EXERCISE DIRECTIONS
Show only lines that include "colorbar".
------
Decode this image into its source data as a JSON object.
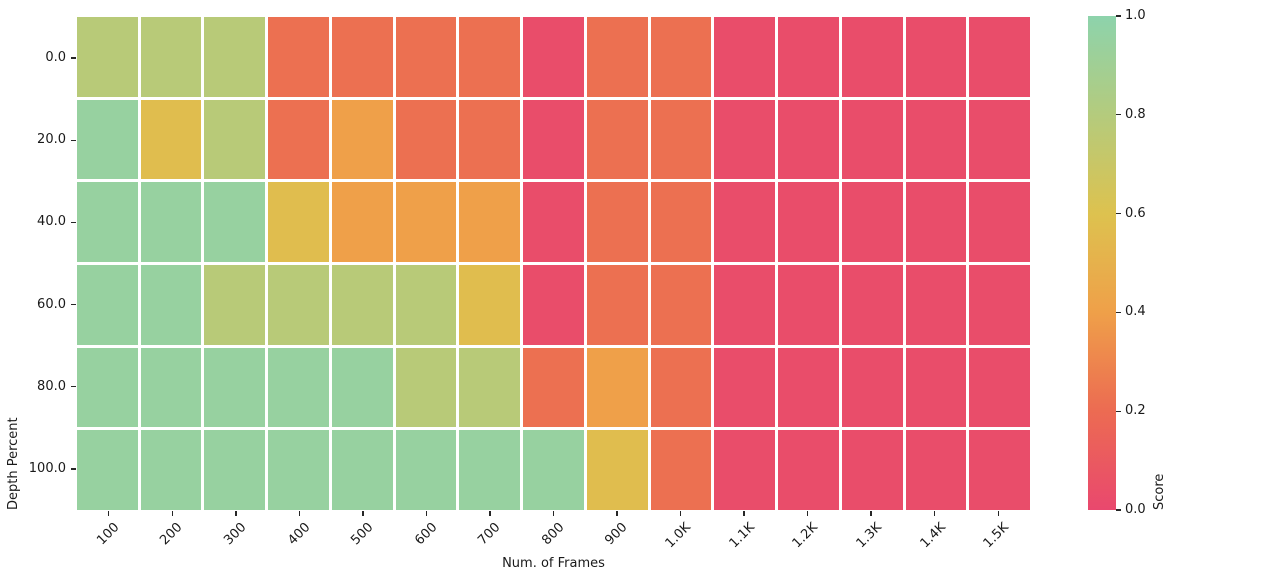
{
  "chart_data": {
    "type": "heatmap",
    "title": "",
    "xlabel": "Num. of Frames",
    "ylabel": "Depth Percent",
    "x_categories": [
      "100",
      "200",
      "300",
      "400",
      "500",
      "600",
      "700",
      "800",
      "900",
      "1.0K",
      "1.1K",
      "1.2K",
      "1.3K",
      "1.4K",
      "1.5K"
    ],
    "y_categories": [
      "0.0",
      "20.0",
      "40.0",
      "60.0",
      "80.0",
      "100.0"
    ],
    "values": [
      [
        0.78,
        0.78,
        0.78,
        0.22,
        0.22,
        0.22,
        0.22,
        0.03,
        0.22,
        0.22,
        0.03,
        0.03,
        0.03,
        0.03,
        0.03
      ],
      [
        0.95,
        0.57,
        0.78,
        0.22,
        0.4,
        0.22,
        0.22,
        0.03,
        0.22,
        0.22,
        0.03,
        0.03,
        0.03,
        0.03,
        0.03
      ],
      [
        0.95,
        0.95,
        0.95,
        0.57,
        0.4,
        0.4,
        0.4,
        0.03,
        0.22,
        0.22,
        0.03,
        0.03,
        0.03,
        0.03,
        0.03
      ],
      [
        0.95,
        0.95,
        0.78,
        0.78,
        0.78,
        0.78,
        0.57,
        0.03,
        0.22,
        0.22,
        0.03,
        0.03,
        0.03,
        0.03,
        0.03
      ],
      [
        0.95,
        0.95,
        0.95,
        0.95,
        0.95,
        0.78,
        0.78,
        0.22,
        0.4,
        0.22,
        0.03,
        0.03,
        0.03,
        0.03,
        0.03
      ],
      [
        0.95,
        0.95,
        0.95,
        0.95,
        0.95,
        0.95,
        0.95,
        0.95,
        0.57,
        0.22,
        0.03,
        0.03,
        0.03,
        0.03,
        0.03
      ]
    ],
    "value_range": [
      0,
      1
    ],
    "colorbar": {
      "label": "Score",
      "ticks_top_to_bottom": [
        "1.0",
        "0.8",
        "0.6",
        "0.4",
        "0.2",
        "0.0"
      ],
      "position": "right"
    },
    "colormap_stops": [
      {
        "t": 0.0,
        "color": "#e9486e"
      },
      {
        "t": 0.2,
        "color": "#ec6b52"
      },
      {
        "t": 0.4,
        "color": "#efa049"
      },
      {
        "t": 0.6,
        "color": "#ddc24f"
      },
      {
        "t": 0.8,
        "color": "#b4cb7d"
      },
      {
        "t": 1.0,
        "color": "#8dd3ac"
      }
    ],
    "cell_gap_color": "#ffffff",
    "grid": "white-gaps-between-cells",
    "x_tick_rotation_deg": 45,
    "legend_position": "colorbar-right"
  }
}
------
OUTPUT OF THE TASK
    "colorbar": {
    "legend_position": "colorbar-right"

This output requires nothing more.